[Extracted data]
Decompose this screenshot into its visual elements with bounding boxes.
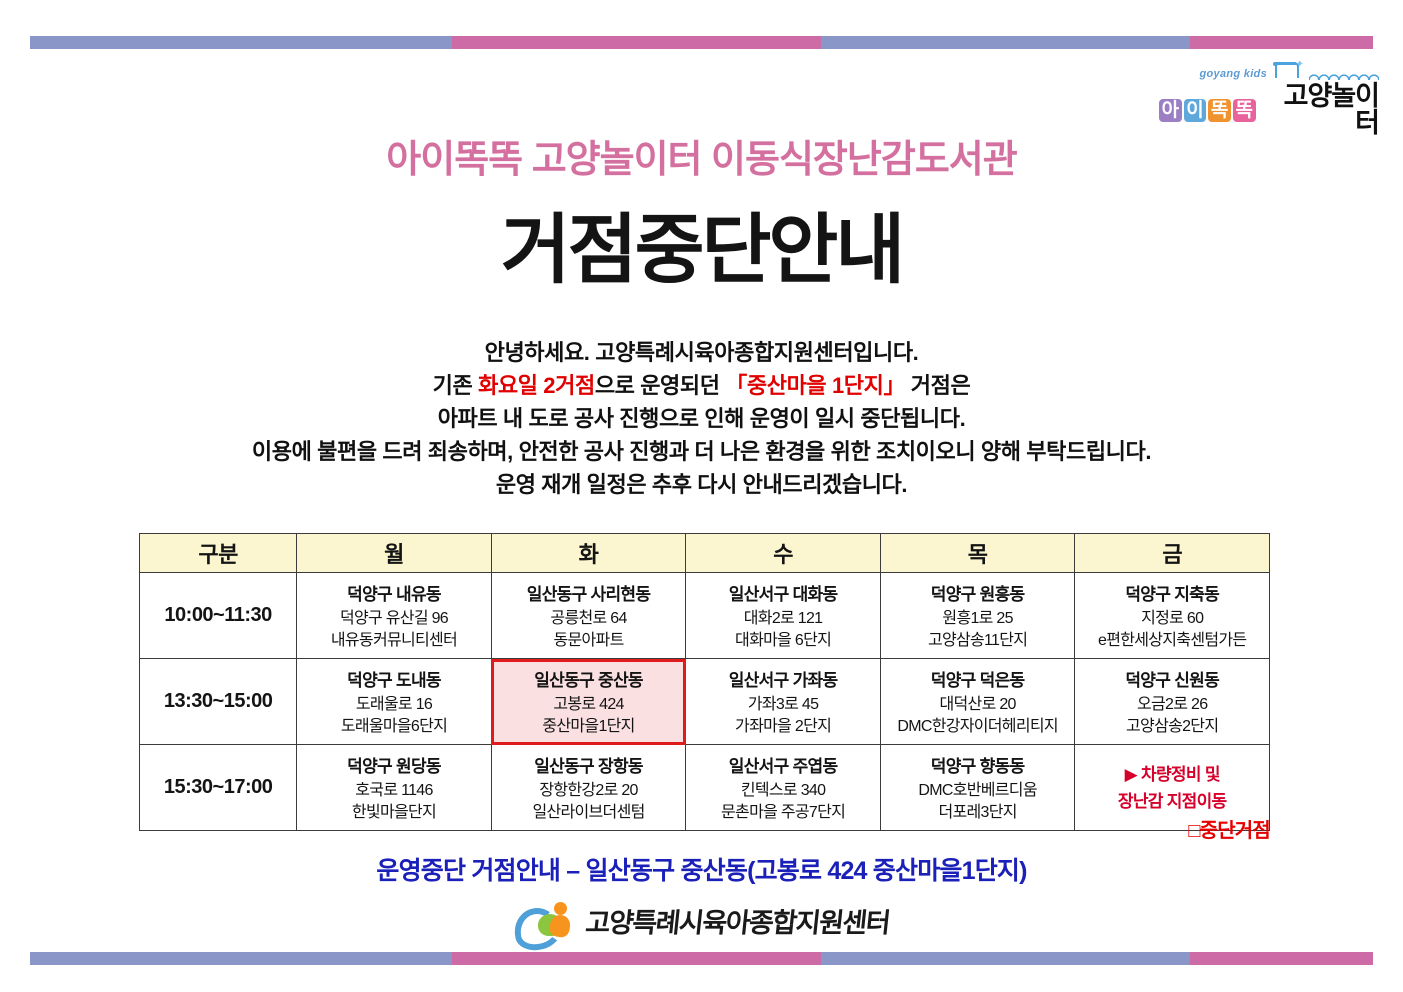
table-row: 15:30~17:00덕양구 원당동호국로 1146한빛마을단지일산동구 장항동… [140, 745, 1270, 831]
body-line-2: 기존 화요일 2거점으로 운영되던 「중산마을 1단지」 거점은 [0, 369, 1403, 402]
organization-signature: 고양특례시육아종합지원센터 [0, 900, 1403, 940]
site-address: 지정로 60 [1077, 608, 1267, 630]
brand-block-3: 똑 [1208, 99, 1231, 122]
site-address: 덕양구 유산길 96 [299, 608, 489, 630]
organization-name: 고양특례시육아종합지원센터 [584, 901, 892, 940]
site-place-name: 내유동커뮤니티센터 [299, 630, 489, 652]
brand-logo: goyang kids ✦ 아 이 똑 똑 고양놀이터 [1159, 58, 1379, 137]
site-district-name: 덕양구 원당동 [299, 752, 489, 777]
site-cell: 일산동구 사리현동공릉천로 64동문아파트 [491, 573, 686, 659]
site-cell: 일산서구 가좌동가좌3로 45가좌마을 2단지 [686, 659, 881, 745]
body-line-4: 이용에 불편을 드려 죄송하며, 안전한 공사 진행과 더 나은 환경을 위한 … [0, 435, 1403, 468]
column-header-mon: 월 [297, 534, 492, 573]
wave-decor-icon [1309, 72, 1379, 80]
brand-block-1: 아 [1159, 99, 1182, 122]
site-cell: 덕양구 도내동도래울로 16도래울마을6단지 [297, 659, 492, 745]
body-highlight-tuesday: 화요일 2거점 [478, 373, 595, 398]
body-line-2-b: 으로 운영되던 [595, 373, 725, 398]
site-address: 호국로 1146 [299, 780, 489, 802]
site-address: 가좌3로 45 [688, 694, 878, 716]
site-cell: 덕양구 지축동지정로 60e편한세상지축센텀가든 [1075, 573, 1270, 659]
site-cell: 일산서구 주엽동킨텍스로 340문촌마을 주공7단지 [686, 745, 881, 831]
site-cell: 덕양구 내유동덕양구 유산길 96내유동커뮤니티센터 [297, 573, 492, 659]
schedule-table: 구분 월 화 수 목 금 10:00~11:30덕양구 내유동덕양구 유산길 9… [139, 533, 1270, 831]
column-header-tue: 화 [491, 534, 686, 573]
site-district-name: 일산서구 가좌동 [688, 666, 878, 691]
site-district-name: 덕양구 신원동 [1077, 666, 1267, 691]
site-district-name: 일산서구 대화동 [688, 580, 878, 605]
site-cell: 덕양구 신원동오금2로 26고양삼송2단지 [1075, 659, 1270, 745]
time-slot-label: 15:30~17:00 [140, 745, 297, 831]
deco-segment-purple-2 [821, 36, 1190, 49]
site-place-name: 중산마을1단지 [494, 716, 684, 738]
deco-segment-purple-4 [821, 952, 1190, 965]
site-cell: 덕양구 향동동DMC호반베르디움더포레3단지 [880, 745, 1075, 831]
schedule-table-wrapper: 구분 월 화 수 목 금 10:00~11:30덕양구 내유동덕양구 유산길 9… [139, 533, 1270, 831]
site-cell: 덕양구 원당동호국로 1146한빛마을단지 [297, 745, 492, 831]
site-district-name: 덕양구 지축동 [1077, 580, 1267, 605]
site-district-name: 덕양구 덕은동 [883, 666, 1073, 691]
site-address: 킨텍스로 340 [688, 780, 878, 802]
site-district-name: 일산서구 주엽동 [688, 752, 878, 777]
site-place-name: 동문아파트 [494, 630, 684, 652]
site-place-name: 더포레3단지 [883, 802, 1073, 824]
time-slot-label: 10:00~11:30 [140, 573, 297, 659]
site-place-name: 문촌마을 주공7단지 [688, 802, 878, 824]
site-address: 오금2로 26 [1077, 694, 1267, 716]
table-header-row: 구분 월 화 수 목 금 [140, 534, 1270, 573]
poster-title: 거점중단안내 [0, 188, 1403, 298]
playhouse-icon: ✦ [1270, 60, 1304, 80]
deco-segment-pink-4 [1190, 952, 1373, 965]
site-address: 공릉천로 64 [494, 608, 684, 630]
time-slot-text: 13:30~15:00 [142, 690, 294, 713]
site-district-name: 덕양구 원흥동 [883, 580, 1073, 605]
maintenance-notice-line1: ▶ 차량정비 및 [1077, 761, 1267, 788]
column-header-thu: 목 [880, 534, 1075, 573]
site-cell: 덕양구 덕은동대덕산로 20DMC한강자이더헤리티지 [880, 659, 1075, 745]
brand-tagline: goyang kids [1200, 69, 1267, 80]
site-district-name: 일산동구 장항동 [494, 752, 684, 777]
site-place-name: 도래울마을6단지 [299, 716, 489, 738]
site-address: 대화2로 121 [688, 608, 878, 630]
bottom-decorative-bar [30, 952, 1373, 965]
column-header-category: 구분 [140, 534, 297, 573]
site-cell-suspended: 일산동구 중산동고봉로 424중산마을1단지 [491, 659, 686, 745]
site-district-name: 일산동구 중산동 [494, 666, 684, 691]
table-row: 10:00~11:30덕양구 내유동덕양구 유산길 96내유동커뮤니티센터일산동… [140, 573, 1270, 659]
site-district-name: 덕양구 도내동 [299, 666, 489, 691]
body-highlight-site: 「중산마을 1단지」 [725, 373, 905, 398]
announcement-body: 안녕하세요. 고양특례시육아종합지원센터입니다. 기존 화요일 2거점으로 운영… [0, 336, 1403, 501]
site-place-name: 가좌마을 2단지 [688, 716, 878, 738]
deco-segment-pink-1 [452, 36, 821, 49]
site-district-name: 덕양구 내유동 [299, 580, 489, 605]
site-place-name: 일산라이브더센텀 [494, 802, 684, 824]
time-slot-text: 10:00~11:30 [142, 604, 294, 627]
site-district-name: 일산동구 사리현동 [494, 580, 684, 605]
site-place-name: 고양삼송2단지 [1077, 716, 1267, 738]
deco-segment-purple-1 [30, 36, 452, 49]
body-line-2-a: 기존 [433, 373, 478, 398]
site-district-name: 덕양구 향동동 [883, 752, 1073, 777]
table-row: 13:30~15:00덕양구 도내동도래울로 16도래울마을6단지일산동구 중산… [140, 659, 1270, 745]
site-place-name: e편한세상지축센텀가든 [1077, 630, 1267, 652]
body-line-2-c: 거점은 [905, 373, 970, 398]
site-cell: 일산서구 대화동대화2로 121대화마을 6단지 [686, 573, 881, 659]
body-line-3: 아파트 내 도로 공사 진행으로 인해 운영이 일시 중단됩니다. [0, 402, 1403, 435]
site-place-name: 대화마을 6단지 [688, 630, 878, 652]
column-header-fri: 금 [1075, 534, 1270, 573]
site-place-name: 고양삼송11단지 [883, 630, 1073, 652]
site-cell: 덕양구 원흥동원흥1로 25고양삼송11단지 [880, 573, 1075, 659]
time-slot-text: 15:30~17:00 [142, 776, 294, 799]
column-header-wed: 수 [686, 534, 881, 573]
site-place-name: 한빛마을단지 [299, 802, 489, 824]
site-address: 장항한강2로 20 [494, 780, 684, 802]
site-address: 대덕산로 20 [883, 694, 1073, 716]
top-decorative-bar [30, 36, 1373, 49]
deco-segment-pink-2 [1190, 36, 1373, 49]
footer-notice: 운영중단 거점안내 – 일산동구 중산동(고봉로 424 중산마을1단지) [0, 851, 1403, 887]
site-address: 원흥1로 25 [883, 608, 1073, 630]
time-slot-label: 13:30~15:00 [140, 659, 297, 745]
site-address: 고봉로 424 [494, 694, 684, 716]
body-line-1: 안녕하세요. 고양특례시육아종합지원센터입니다. [0, 336, 1403, 369]
body-line-5: 운영 재개 일정은 추후 다시 안내드리겠습니다. [0, 468, 1403, 501]
legend-suspended-site: □중단거점 [1188, 814, 1270, 843]
maintenance-notice-line2: 장난감 지점이동 [1077, 788, 1267, 815]
site-cell: 일산동구 장항동장항한강2로 20일산라이브더센텀 [491, 745, 686, 831]
site-address: DMC호반베르디움 [883, 780, 1073, 802]
site-place-name: DMC한강자이더헤리티지 [883, 716, 1073, 738]
center-logo-icon [514, 900, 576, 940]
brand-block-2: 이 [1184, 99, 1207, 122]
poster-subtitle: 아이똑똑 고양놀이터 이동식장난감도서관 [0, 128, 1403, 183]
site-address: 도래울로 16 [299, 694, 489, 716]
brand-tagline-row: goyang kids ✦ [1159, 58, 1379, 80]
brand-block-4: 똑 [1233, 99, 1256, 122]
deco-segment-purple-3 [30, 952, 452, 965]
deco-segment-pink-3 [452, 952, 821, 965]
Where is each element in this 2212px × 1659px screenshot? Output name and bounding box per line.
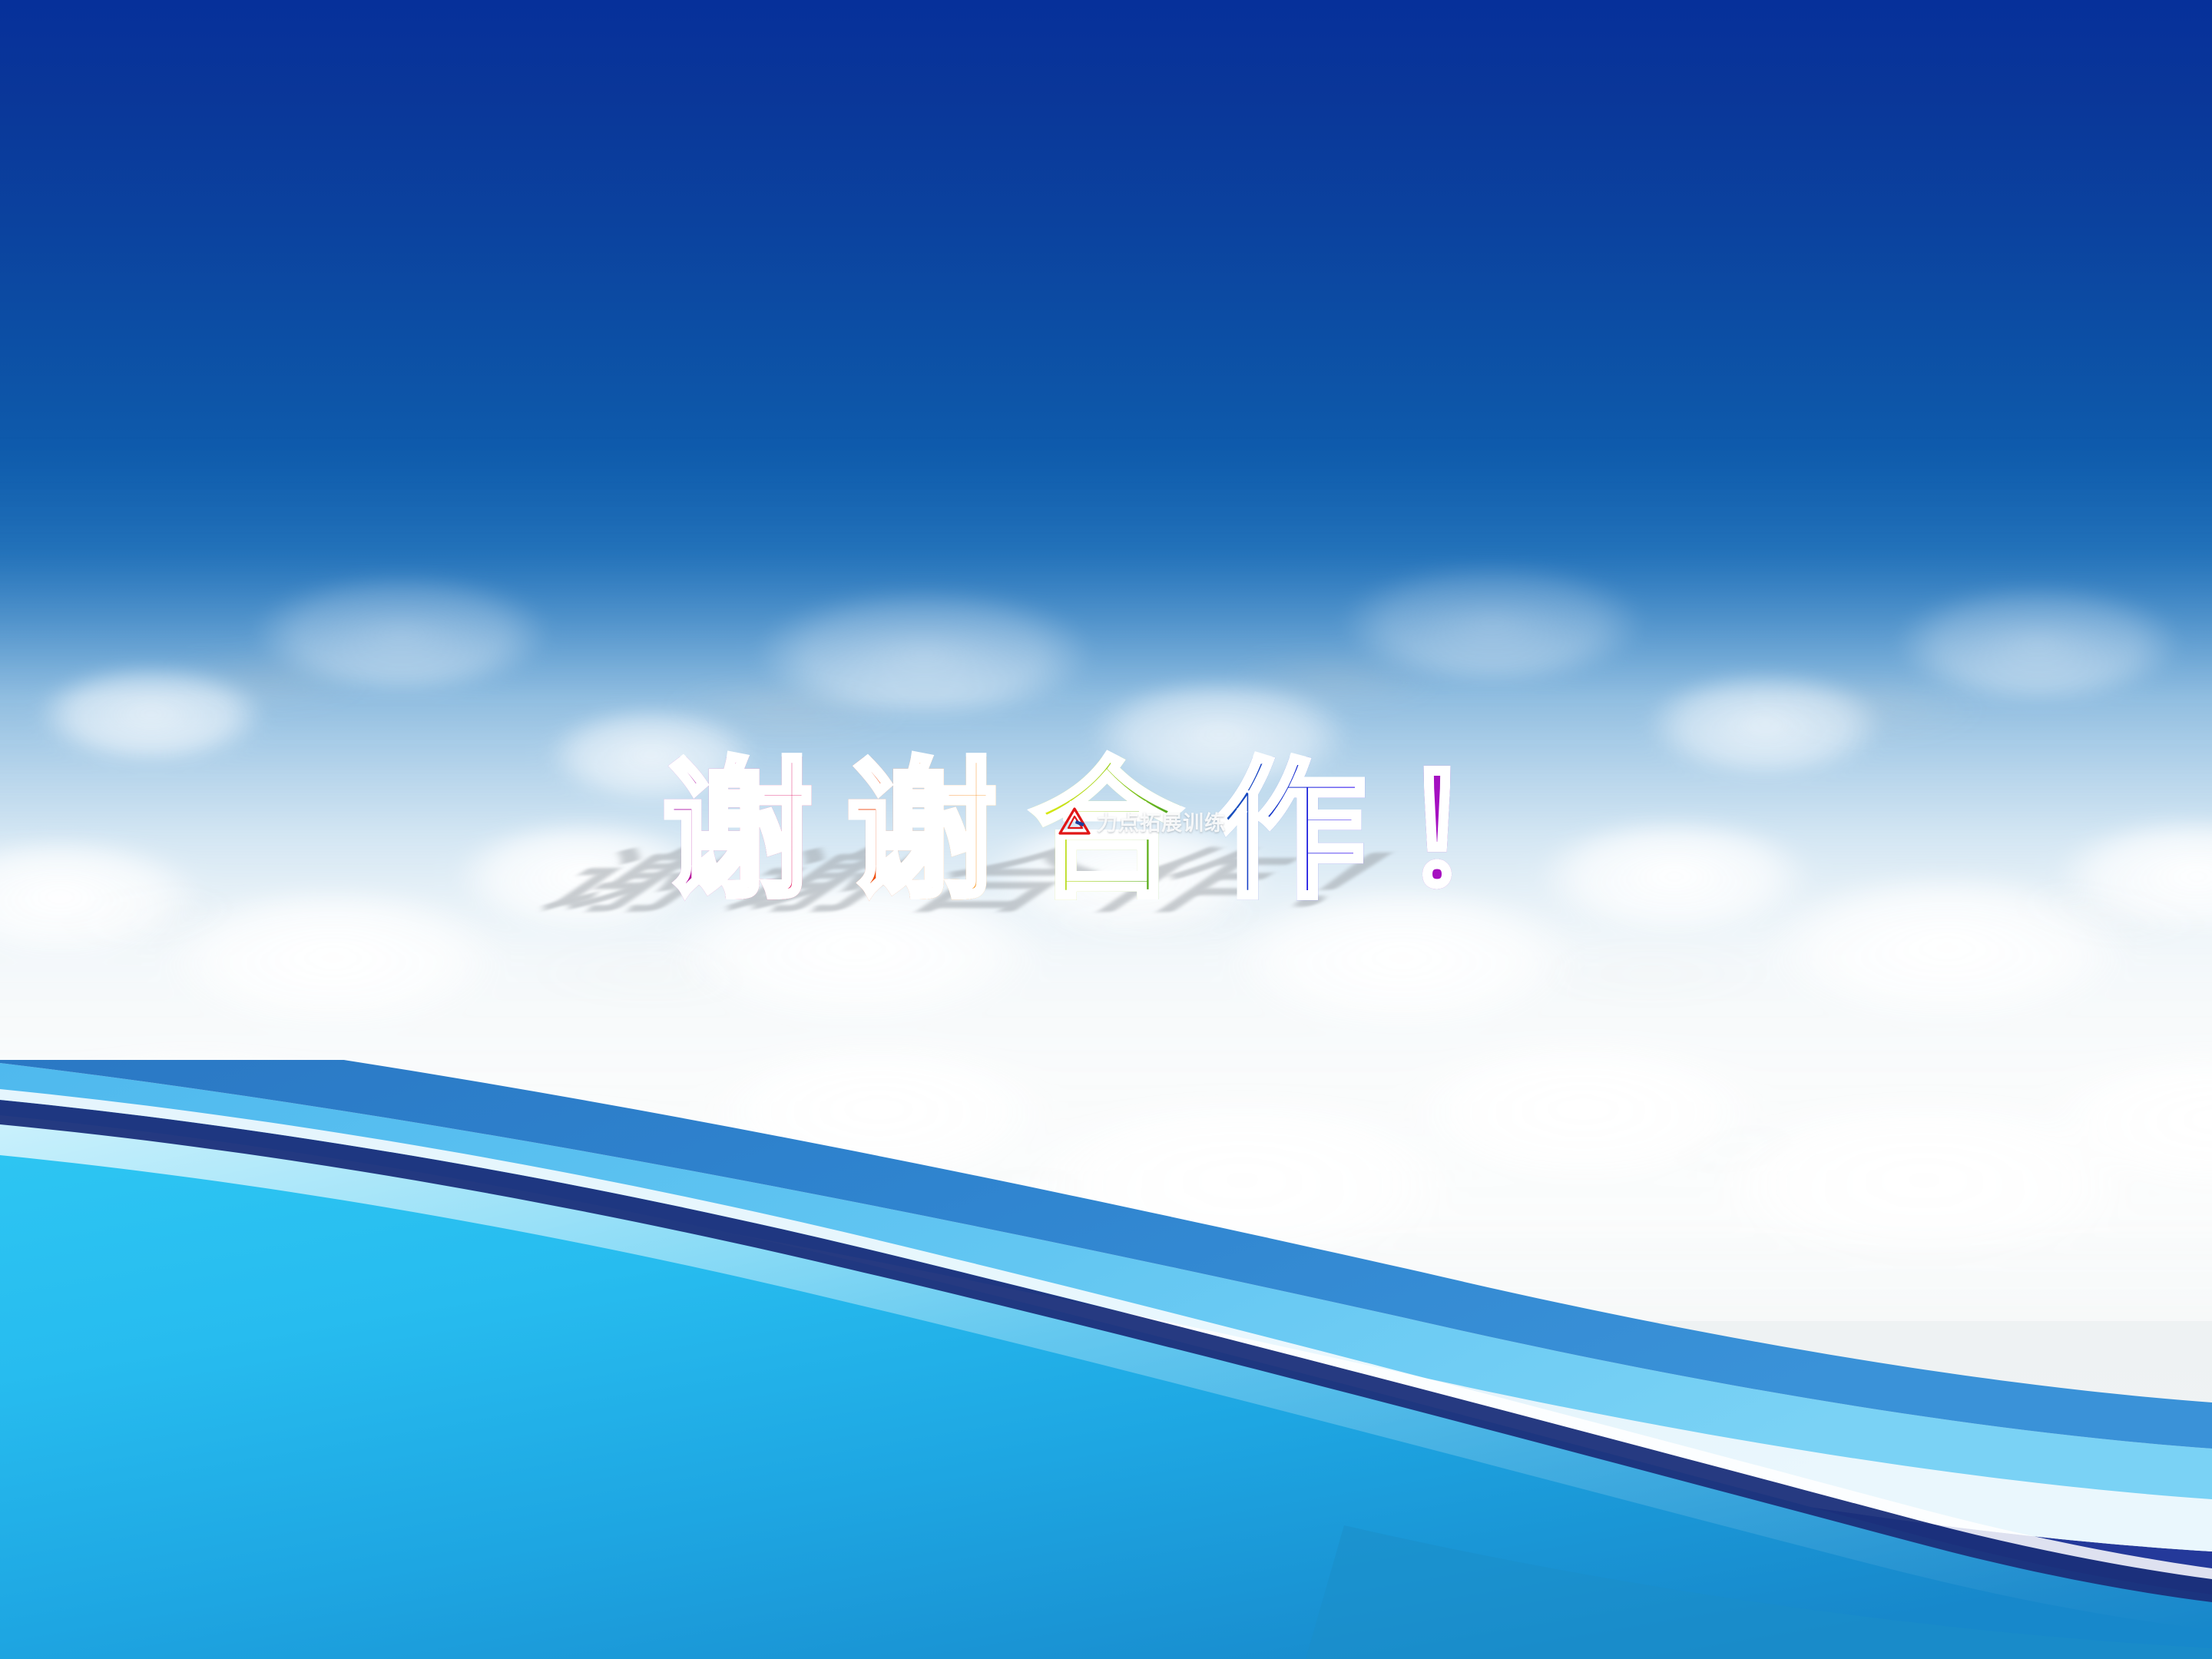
title-char-exclamation: ！ xyxy=(1399,757,1550,907)
ocean-ribbon-artwork xyxy=(0,1060,2212,1659)
title-char-he: 合 xyxy=(1031,757,1181,907)
title-text: 谢 谢 合 作 ！ xyxy=(0,757,2212,933)
title-char-zuo: 作 xyxy=(1215,757,1366,907)
title-char-xie-1: 谢 xyxy=(662,757,813,907)
slide-canvas: 谢 谢 合 作 ！ 谢 谢 合 作 ！ 力点拓展训练 xyxy=(0,0,2212,1659)
title-char-xie-2: 谢 xyxy=(846,757,997,907)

> **Set exercise**
Please transcribe the lines of the data above verbatim, from the line that contains "title-char-exclamation: ！ xyxy=(1399,757,1550,907)" through the line that contains "title-char-zuo: 作 xyxy=(1215,757,1366,907)", both included.

> **Written solution**
title-char-exclamation: ！ xyxy=(1399,757,1550,907)
ocean-ribbon-artwork xyxy=(0,1060,2212,1659)
title-char-he: 合 xyxy=(1031,757,1181,907)
title-text: 谢 谢 合 作 ！ xyxy=(0,757,2212,933)
title-char-zuo: 作 xyxy=(1215,757,1366,907)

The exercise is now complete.